→ **Work to be completed**
Extract and list every line that contains the word "Internacional".

----- Listed records -----

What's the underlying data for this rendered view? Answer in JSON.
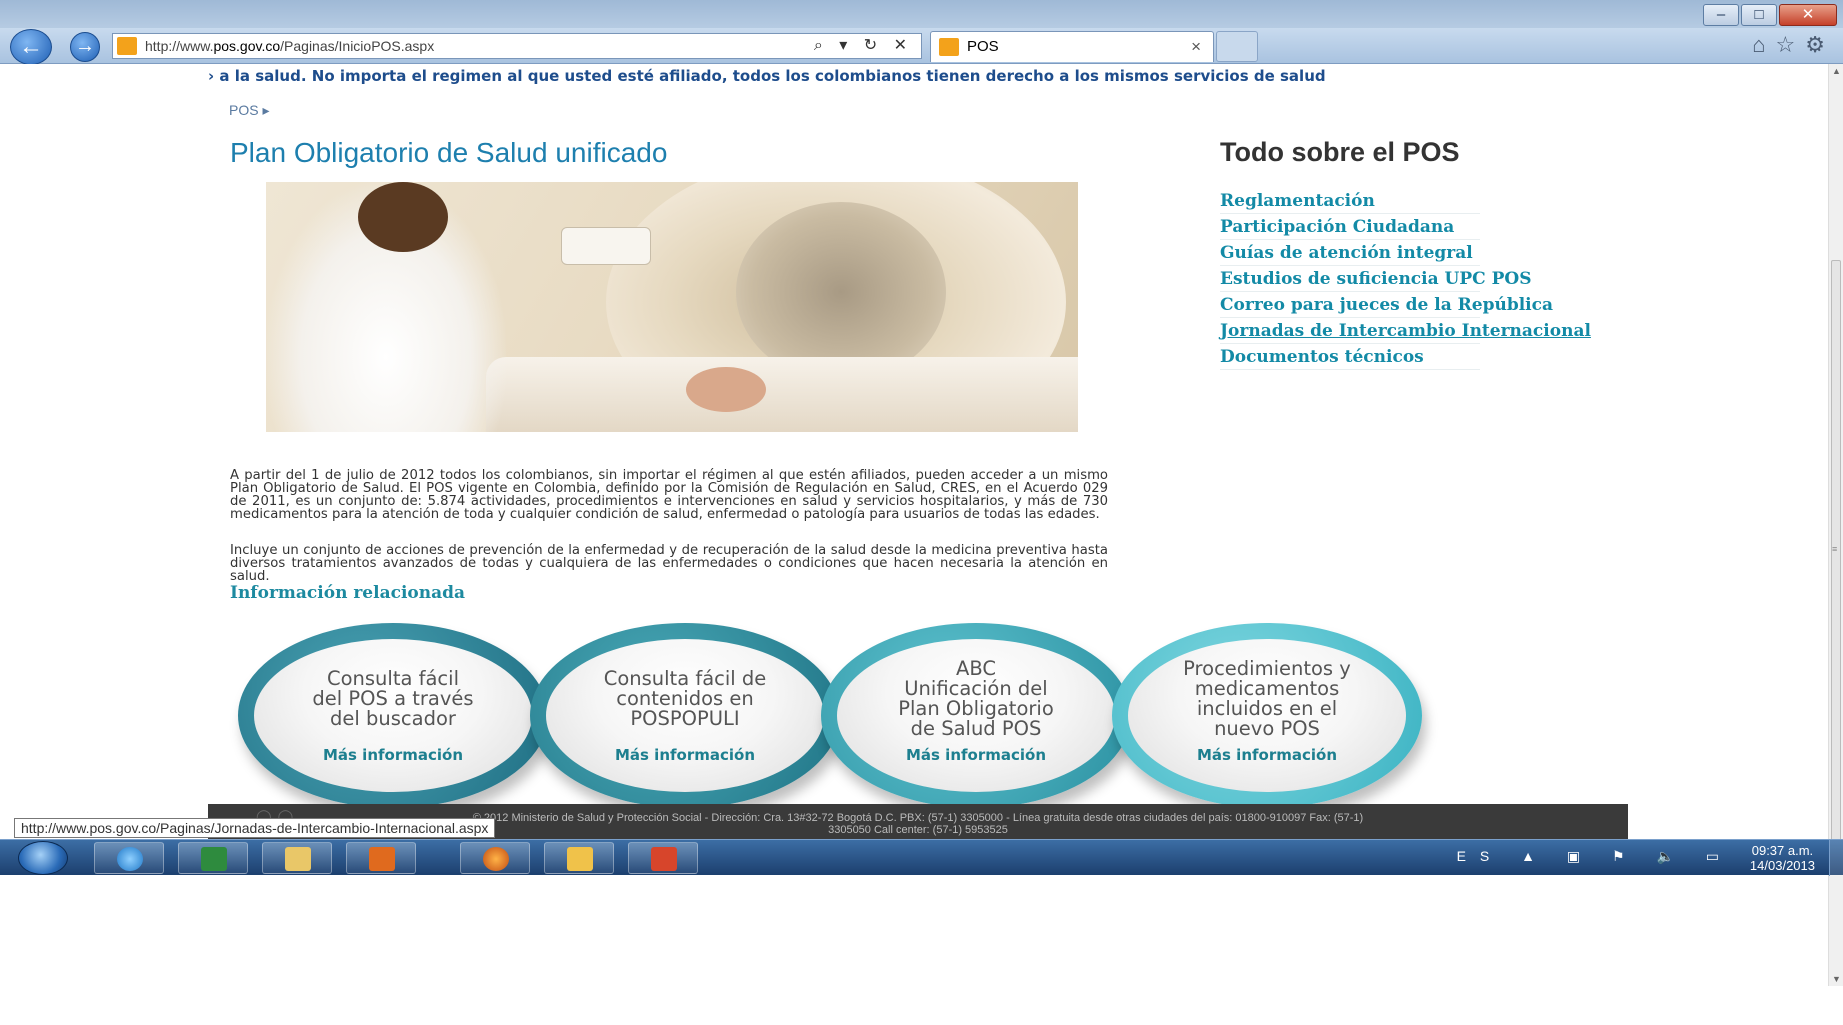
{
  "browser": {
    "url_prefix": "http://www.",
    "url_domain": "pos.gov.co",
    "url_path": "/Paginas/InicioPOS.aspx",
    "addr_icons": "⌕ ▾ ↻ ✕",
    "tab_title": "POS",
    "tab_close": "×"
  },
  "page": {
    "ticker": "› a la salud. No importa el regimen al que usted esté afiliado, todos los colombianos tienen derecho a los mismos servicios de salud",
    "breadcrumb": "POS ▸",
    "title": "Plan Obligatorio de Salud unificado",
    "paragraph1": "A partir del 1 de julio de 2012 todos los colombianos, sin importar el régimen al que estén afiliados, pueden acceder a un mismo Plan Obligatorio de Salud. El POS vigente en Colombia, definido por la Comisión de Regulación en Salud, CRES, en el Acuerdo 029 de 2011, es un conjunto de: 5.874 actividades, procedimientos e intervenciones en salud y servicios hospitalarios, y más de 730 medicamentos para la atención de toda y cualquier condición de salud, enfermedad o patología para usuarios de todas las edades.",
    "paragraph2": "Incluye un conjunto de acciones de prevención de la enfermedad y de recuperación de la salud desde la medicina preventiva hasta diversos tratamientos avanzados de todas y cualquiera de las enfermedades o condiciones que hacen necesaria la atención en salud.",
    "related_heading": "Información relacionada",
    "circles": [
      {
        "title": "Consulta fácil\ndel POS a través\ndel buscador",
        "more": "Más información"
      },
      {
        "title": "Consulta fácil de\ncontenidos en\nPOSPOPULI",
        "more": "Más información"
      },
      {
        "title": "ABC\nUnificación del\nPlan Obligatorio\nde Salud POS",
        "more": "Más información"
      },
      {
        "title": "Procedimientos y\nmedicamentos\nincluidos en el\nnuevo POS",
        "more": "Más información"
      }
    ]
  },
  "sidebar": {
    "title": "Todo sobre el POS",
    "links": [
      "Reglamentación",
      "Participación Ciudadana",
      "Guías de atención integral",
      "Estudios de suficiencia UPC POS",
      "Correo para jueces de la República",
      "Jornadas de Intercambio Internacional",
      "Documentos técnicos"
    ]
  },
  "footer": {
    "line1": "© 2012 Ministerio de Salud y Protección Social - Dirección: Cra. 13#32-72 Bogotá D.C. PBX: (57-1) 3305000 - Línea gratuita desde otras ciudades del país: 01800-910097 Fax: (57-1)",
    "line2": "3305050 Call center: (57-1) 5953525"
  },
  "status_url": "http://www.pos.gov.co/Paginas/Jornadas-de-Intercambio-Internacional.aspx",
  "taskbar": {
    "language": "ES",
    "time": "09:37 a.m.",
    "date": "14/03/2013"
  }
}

-----
----- Listed records -----

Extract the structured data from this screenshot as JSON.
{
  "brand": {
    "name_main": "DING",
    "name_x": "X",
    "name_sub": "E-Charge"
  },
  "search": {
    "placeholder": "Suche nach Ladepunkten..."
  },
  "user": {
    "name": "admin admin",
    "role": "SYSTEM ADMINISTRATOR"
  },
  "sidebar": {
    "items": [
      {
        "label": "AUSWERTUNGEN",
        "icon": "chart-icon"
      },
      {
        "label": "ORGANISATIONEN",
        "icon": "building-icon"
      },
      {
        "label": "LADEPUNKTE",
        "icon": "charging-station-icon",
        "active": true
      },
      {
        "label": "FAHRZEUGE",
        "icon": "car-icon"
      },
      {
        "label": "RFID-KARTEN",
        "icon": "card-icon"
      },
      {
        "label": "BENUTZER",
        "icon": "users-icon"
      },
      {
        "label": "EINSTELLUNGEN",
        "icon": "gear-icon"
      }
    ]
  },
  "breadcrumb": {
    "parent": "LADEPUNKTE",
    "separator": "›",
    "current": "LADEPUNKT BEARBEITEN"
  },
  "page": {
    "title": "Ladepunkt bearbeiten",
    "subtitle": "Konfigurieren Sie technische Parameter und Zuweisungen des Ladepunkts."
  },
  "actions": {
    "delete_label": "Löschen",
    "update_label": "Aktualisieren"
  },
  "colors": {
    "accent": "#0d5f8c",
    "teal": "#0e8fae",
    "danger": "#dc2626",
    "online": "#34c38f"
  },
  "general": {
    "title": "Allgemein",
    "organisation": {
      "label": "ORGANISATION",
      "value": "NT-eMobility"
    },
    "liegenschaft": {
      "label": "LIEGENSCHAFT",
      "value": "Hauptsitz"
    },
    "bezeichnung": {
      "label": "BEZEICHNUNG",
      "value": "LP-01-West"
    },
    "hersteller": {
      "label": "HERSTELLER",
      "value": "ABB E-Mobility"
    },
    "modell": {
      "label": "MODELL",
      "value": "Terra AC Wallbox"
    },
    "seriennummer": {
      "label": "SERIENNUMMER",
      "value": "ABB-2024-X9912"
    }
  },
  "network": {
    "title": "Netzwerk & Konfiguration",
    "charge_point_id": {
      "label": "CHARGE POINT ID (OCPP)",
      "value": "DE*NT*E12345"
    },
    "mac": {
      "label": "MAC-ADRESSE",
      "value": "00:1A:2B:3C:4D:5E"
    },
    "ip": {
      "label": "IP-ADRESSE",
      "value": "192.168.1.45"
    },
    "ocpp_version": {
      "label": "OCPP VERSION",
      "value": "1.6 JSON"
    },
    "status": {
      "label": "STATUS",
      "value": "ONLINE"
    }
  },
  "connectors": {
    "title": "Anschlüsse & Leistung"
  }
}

-----
----- Listed records -----

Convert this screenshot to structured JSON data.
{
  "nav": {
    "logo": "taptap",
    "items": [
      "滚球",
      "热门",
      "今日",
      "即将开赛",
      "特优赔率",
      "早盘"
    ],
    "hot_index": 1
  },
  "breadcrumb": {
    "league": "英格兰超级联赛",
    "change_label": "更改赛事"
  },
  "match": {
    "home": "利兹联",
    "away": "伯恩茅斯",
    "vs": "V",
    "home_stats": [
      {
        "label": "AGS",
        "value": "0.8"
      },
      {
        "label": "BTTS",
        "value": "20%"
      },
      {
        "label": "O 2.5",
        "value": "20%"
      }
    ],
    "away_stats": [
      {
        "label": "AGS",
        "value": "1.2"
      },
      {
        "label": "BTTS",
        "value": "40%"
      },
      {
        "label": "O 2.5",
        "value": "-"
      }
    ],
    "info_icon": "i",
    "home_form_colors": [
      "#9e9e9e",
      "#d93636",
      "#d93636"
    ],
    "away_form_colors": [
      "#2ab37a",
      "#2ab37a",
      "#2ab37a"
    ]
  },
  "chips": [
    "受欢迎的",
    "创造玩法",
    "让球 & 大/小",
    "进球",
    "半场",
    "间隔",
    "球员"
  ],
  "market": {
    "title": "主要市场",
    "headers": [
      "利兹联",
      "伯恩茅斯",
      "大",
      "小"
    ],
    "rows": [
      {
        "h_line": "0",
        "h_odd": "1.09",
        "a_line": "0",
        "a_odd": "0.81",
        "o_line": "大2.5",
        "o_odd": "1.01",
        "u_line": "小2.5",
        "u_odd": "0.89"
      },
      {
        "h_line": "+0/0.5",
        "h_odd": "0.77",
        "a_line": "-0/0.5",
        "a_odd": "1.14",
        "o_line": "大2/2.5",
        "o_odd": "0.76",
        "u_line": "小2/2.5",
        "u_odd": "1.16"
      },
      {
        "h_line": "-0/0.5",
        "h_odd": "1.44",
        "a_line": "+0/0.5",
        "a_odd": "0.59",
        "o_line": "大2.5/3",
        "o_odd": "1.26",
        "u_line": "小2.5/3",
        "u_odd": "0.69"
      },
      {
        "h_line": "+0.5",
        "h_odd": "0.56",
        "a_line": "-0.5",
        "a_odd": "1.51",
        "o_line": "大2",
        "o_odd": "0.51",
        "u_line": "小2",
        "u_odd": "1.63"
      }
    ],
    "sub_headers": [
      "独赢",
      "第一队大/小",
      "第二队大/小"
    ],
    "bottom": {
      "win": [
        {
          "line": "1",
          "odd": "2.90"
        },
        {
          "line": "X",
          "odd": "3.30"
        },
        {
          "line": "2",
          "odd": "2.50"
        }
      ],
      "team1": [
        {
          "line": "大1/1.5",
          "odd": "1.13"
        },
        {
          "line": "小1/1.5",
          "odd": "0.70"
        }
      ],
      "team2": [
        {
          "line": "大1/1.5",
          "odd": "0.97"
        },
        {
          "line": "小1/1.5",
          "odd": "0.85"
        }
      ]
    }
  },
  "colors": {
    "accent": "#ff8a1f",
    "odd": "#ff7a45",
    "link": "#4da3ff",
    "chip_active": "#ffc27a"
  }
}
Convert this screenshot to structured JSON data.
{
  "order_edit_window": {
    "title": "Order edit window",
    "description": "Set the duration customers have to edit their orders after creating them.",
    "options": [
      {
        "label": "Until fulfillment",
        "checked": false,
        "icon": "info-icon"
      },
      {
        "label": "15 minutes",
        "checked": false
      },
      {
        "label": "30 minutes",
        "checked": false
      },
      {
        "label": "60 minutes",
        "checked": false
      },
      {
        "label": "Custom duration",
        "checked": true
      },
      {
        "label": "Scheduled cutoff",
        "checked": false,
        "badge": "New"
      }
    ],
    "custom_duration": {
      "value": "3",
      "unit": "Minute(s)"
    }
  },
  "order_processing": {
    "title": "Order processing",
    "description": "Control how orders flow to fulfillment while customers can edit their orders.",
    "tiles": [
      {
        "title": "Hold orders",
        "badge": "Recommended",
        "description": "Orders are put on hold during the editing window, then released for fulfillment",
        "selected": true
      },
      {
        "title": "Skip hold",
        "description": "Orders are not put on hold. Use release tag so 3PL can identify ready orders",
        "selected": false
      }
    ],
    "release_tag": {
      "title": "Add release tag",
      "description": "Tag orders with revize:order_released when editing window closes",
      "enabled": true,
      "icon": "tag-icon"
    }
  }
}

-----

→ **Full output**
      "Jornadas de Intercambio Internacional",
  "status_url": "http://www.pos.gov.co/Paginas/Jornadas-de-Intercambio-Internacional.aspx",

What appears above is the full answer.